SELECTED EXTRACT:
_ _ _ _ _

3.3. Structure Factor

The important information on the statistical organization of chain segments is stored in the single-chain structure factor. This quantity provides insight into the hierarchy of the chain organization on different length scales when plotted as a function of the wavevector q = 2π/Ω. Here, Ω represents the length scale ranging from the monomer size up to about the chain size. The structure factor is defined as follows

$$S\left(q\right)=\frac{1}{N^2}\langle {\displaystyle \sum }_{i=1}^N{\displaystyle \sum }_{j=1}^N\sin \left(q{r}_{ij}\right)/q{r}_{ij}\rangle$$

(9)

where r_ij is the distance between segments i and j. At small values of the wavevectors known as the Guinier regime, when q < 2π/R_s, the structure factor displays a saturation. This regime is not important for presented analyses and its appearance is shifted to lower q values for more extended chains. The region in structure factor relevant for the analysis of the chain organization is at larger values of the wavevectors where S(q) ~ q^−1/ν (ν is the Flory scaling exponent). According to the channel size and geometry as well as the chain total contour length, persistence length and excluded volume interactions, i.e., the width of the chain backbone, a rich scale of slopes in the logarithmic plot of S(q) might appear [60,62,74,75].

The slopes expected in the structure factor for a chain confined in a symmetric channel, which serves as a model for the geometry of the interstitial space, depend on the conformational regime [62]. Generally, the persistence length of a chain gives rise to the slope −1 for q > 2π/P. In the blob regime, under moderate confinement effects, the statistics within a blob determines the slope value which depends on the regime. In the classic de Gennes regime, this slope is −5/3 and is delimitated by 2π/P > q > 2π/D for the channel diameters D > P²/w. In the extended de Gennes regime, the slope −2 is expected in the interval 2π/P > q > 2π/(D²P²/w)^1/3 for the channel diameters P²/w > D > P. The slope −2 might, however, also point to the pseudoideal regime observed for shorter biaxially confined chains. At q < 2π/D (classic de Gennes regime) or at q < 2π/(D²P²/w)^1/3 (extended de Gennes regime), the slope −1 signifies the linear arrangement of blobs under moderate confinement of a symmetrical channel. In the Odijk regime, the structure factor is governed by the slope −1 over all wavevectors q > 2π/R_s. The appearance of all slopes in one plot of S(q) function requires a sufficiently long chain with a sufficient number of the persistence lengths confined in a channel which is broad enough for the blobs to be developed.

The best agreement between the conformation of a chain situated in an array of posts and in a channel comes about at a single occupancy, i.e., at large post diameters (Figure 3a,b). The salient feature in the structure factor of a biaxially confined circular chain is a hump which is associated with the local increase in density of chain segments due to the parallel alignment of chain strands forced by the channel geometry [62] as sketched in the left inset of Figure 7a. It has also been shown that the onset of this hump appears at 2π/D and thus it well correlates with the channel cross-sectional size D. The humps are evidently present also in the structure factor of the flexible circular chain confined in an array of nanoposts as shown in Figure 7a where the passage width is kept constant. However, the humps arise also in the arrays where the nanopost diameters are quite small and allow multi-interstitial space occupancy. Positions of these humps correlate with ~2π/S_p rather than with 2π/d_p and are present also in the structure factor for the linear analogs (Figure 7b). Therefore, the presence of these humps points to a parallel organization of two chain fragments located in adjacent interstitial volumes. An example of such a chain conformation imposed by the posts arrangement is a U-turn shown in the right inset of Figure 7a. As regards the fragment separation, two chain fragments within a chain conformation might correlate also over two or more rows of the posts. The chain conformations containing such fragments could be deduced from the presence of more humps at q $\approx$ 2π/nS_p where n is the number of post rows between two parallel arms. The existence of these fragments is, however, not detected in Figure 7a.

_ _ _ _ _

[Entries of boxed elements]
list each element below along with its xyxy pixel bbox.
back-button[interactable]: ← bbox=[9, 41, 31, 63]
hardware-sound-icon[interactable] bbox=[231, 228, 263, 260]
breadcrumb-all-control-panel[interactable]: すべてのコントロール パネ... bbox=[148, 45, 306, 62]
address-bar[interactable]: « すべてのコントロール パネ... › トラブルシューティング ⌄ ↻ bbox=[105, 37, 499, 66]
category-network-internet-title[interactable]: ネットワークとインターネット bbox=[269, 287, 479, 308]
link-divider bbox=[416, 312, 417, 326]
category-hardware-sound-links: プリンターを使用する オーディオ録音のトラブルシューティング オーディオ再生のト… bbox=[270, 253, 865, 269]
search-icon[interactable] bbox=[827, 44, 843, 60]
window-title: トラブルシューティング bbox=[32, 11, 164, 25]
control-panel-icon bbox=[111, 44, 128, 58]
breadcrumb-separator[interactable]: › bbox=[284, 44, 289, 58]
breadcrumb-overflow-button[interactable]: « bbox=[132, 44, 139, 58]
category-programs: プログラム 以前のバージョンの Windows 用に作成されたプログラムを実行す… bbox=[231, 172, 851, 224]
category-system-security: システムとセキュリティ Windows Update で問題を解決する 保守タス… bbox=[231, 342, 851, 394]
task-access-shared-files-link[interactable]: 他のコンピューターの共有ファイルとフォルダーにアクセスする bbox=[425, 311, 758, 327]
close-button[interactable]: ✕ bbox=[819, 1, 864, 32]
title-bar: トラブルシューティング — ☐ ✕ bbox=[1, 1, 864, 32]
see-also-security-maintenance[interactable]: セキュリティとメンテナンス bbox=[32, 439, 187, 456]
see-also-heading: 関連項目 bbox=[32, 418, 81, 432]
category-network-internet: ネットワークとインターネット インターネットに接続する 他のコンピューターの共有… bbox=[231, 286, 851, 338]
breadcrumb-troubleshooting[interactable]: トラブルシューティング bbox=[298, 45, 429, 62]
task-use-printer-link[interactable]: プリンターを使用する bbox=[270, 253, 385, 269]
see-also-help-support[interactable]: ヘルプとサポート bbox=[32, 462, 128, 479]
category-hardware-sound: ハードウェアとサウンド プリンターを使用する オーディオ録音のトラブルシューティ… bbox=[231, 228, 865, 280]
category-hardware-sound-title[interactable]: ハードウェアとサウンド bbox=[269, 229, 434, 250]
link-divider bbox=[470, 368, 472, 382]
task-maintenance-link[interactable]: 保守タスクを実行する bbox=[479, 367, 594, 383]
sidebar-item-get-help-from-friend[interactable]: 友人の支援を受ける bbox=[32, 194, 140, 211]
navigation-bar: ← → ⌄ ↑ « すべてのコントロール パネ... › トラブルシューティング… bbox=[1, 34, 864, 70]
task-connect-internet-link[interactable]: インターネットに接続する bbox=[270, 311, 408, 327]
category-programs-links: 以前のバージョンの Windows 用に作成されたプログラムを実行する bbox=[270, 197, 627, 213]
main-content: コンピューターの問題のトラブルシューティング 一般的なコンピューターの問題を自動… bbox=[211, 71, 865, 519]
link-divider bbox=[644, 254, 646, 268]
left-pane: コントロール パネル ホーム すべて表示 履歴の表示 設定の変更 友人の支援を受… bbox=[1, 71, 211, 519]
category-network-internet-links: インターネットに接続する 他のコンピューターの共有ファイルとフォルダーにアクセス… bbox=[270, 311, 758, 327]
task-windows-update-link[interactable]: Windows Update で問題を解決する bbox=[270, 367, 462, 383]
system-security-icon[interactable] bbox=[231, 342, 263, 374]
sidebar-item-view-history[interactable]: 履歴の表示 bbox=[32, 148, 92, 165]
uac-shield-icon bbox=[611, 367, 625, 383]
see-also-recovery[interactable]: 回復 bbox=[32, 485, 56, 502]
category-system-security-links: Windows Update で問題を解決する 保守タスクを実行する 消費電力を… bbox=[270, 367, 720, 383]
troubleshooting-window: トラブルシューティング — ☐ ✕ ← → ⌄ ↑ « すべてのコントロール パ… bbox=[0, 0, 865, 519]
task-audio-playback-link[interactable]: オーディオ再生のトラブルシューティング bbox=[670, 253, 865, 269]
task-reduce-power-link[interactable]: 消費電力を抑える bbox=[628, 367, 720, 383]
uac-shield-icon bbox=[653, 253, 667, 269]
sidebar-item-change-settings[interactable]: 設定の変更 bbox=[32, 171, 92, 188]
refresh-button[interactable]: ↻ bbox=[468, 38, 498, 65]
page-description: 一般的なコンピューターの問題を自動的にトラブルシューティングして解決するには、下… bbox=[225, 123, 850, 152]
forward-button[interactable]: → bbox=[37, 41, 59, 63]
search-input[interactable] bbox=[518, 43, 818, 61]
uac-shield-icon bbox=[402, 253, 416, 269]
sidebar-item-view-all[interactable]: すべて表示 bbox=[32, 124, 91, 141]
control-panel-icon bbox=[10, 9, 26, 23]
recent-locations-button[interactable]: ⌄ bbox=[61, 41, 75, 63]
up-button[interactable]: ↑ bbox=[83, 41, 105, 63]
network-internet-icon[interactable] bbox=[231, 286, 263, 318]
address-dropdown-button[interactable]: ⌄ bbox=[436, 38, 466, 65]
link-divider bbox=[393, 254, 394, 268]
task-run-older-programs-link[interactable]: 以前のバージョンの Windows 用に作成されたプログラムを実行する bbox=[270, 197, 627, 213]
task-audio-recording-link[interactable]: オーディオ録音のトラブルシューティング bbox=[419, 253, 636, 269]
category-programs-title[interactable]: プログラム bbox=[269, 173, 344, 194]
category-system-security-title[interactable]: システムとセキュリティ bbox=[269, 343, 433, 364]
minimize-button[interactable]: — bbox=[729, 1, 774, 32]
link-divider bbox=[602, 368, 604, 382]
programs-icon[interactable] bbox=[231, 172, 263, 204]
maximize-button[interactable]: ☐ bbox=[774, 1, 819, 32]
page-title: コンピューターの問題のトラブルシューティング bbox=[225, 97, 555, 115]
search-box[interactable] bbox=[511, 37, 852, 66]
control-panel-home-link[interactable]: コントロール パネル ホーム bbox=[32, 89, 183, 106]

_ _ _ _ _

TASKS:
**1.** Decide whether each statement agrees with the structure factor section. Answer yes or no for each, and quote the words from that section that decide it.
(a) In the Odijk regime, the slope −1 governs the structure factor over all wavevectors q > 2π/R_s.
(b) In the classic de Gennes regime, the slope within a blob is −2.
(c) Figure 7a shows chain fragments that correlate over two or more rows of posts.
**2.** Write the next part of the structure factor section, picking up after its final sentence.

TASK RESPONSES:
**1.**
(a) Yes: "In the Odijk regime, the structure factor is governed by the slope −1 over all wavevectors q > 2π/R_s."
(b) No: "In the classic de Gennes regime, this slope is −5/3"
(c) No: "The existence of these fragments is, however, not detected in Figure 7a."

**2.**
As the occupation number decreases with increasing post diameter, the intensity of the hump increases and, for d_p ≥ 6.9, S_p ≥ 8.9, the onset of the hump becomes better correlated with ~2π/d_c. Moreover, this hump disappears for the flexible linear chain. From these indications follows that the appearance of substructures with parallel chain strands found in neighboring interstitial volumes is reduced when the chain is located in a smaller number of broader interstitial volumes and, instead, the structure factor reflects a local increase in density of a chain caused by a quasi-channel like geometry of the interstitial space. For instance, the hump for the flexible circular chain confined in the array of posts with d_p = 30.9 and w_p = 2 arises at q $\cong$ 0.32 (this value belongs to the region associated with the blobs as discussed below) corresponding to 2π/q $\cong$ 31.4; this value is close to the diameter of the interstitial space. Such a hump is missing for the flexible linear chain in the same post array (Table 1). In the array of broad nanoposts with d_p = 60.9 (single-interstitial space occupancy, not shown), the onset of the hump is most likely overlapped with the onset of the Guinier regime which sets in at relatively larger values of q due to the smaller chain dimensions in this array.

In the arrays of small post diameters d_p ≤ 4.9 and S_p ≤ 6.9, the formation of humps, arising from the U-shape and other substructures with correlating parallel chain fragments, in the structure factor of the semiflexible chains of both topologies is suppressed. Although the stiffness of a chain promotes its expansion into more interstitial volumes, it prevents the chain from formation of the U-shape conformations since they become energetically less favorable, especially, at smaller post separations, i.e., at smaller post diameters. The humps resulting from the local increase in density of the semiflexible circular chain in the arrays of d_p > 4.9 chain are present in the structure factor but, in comparison to the flexible circular chain, are shifted slightly towards lower q values. This is expected, since the greater stiffness is responsible for larger lateral expansion of a chain within a single interstitial volume.

The structure factors of the circular and linear chains in the array of constant passage width are compared in Figure 7b. The structure factors of the flexible linear chain also exhibit the hump characteristic for U-shape and other substructures with correlating parallel chain fragments substructures observed in the arrays of small post diameters. The slope −1 well represents the persistence length scale for the semiflexible chains of both topologies. The statistics within individual blobs in the interstitial volumes demonstrates itself only for the flexible chains and, as one can see for the post array with d_p = 30.9, the slope in this region is −2. This means that the statistics of a chain within the corresponding length scale of an individual interstitial space is ideal in this post array. This might correspond to the extended de Gennes regime with the blobs of an anisometric ellipsoid shape [19,72,73] or to the pseudoideal regime [16,19,76]. Interestingly, the structure factor of the semiflexible linear chain exhibits a hump in the post arrays of d_p = 20.9 and 30.9. Since no such humps occur for the flexible linear chain, these humps most likely follow from the hairpin structures observed also for semiflexible chains in channels of certain diameters [17].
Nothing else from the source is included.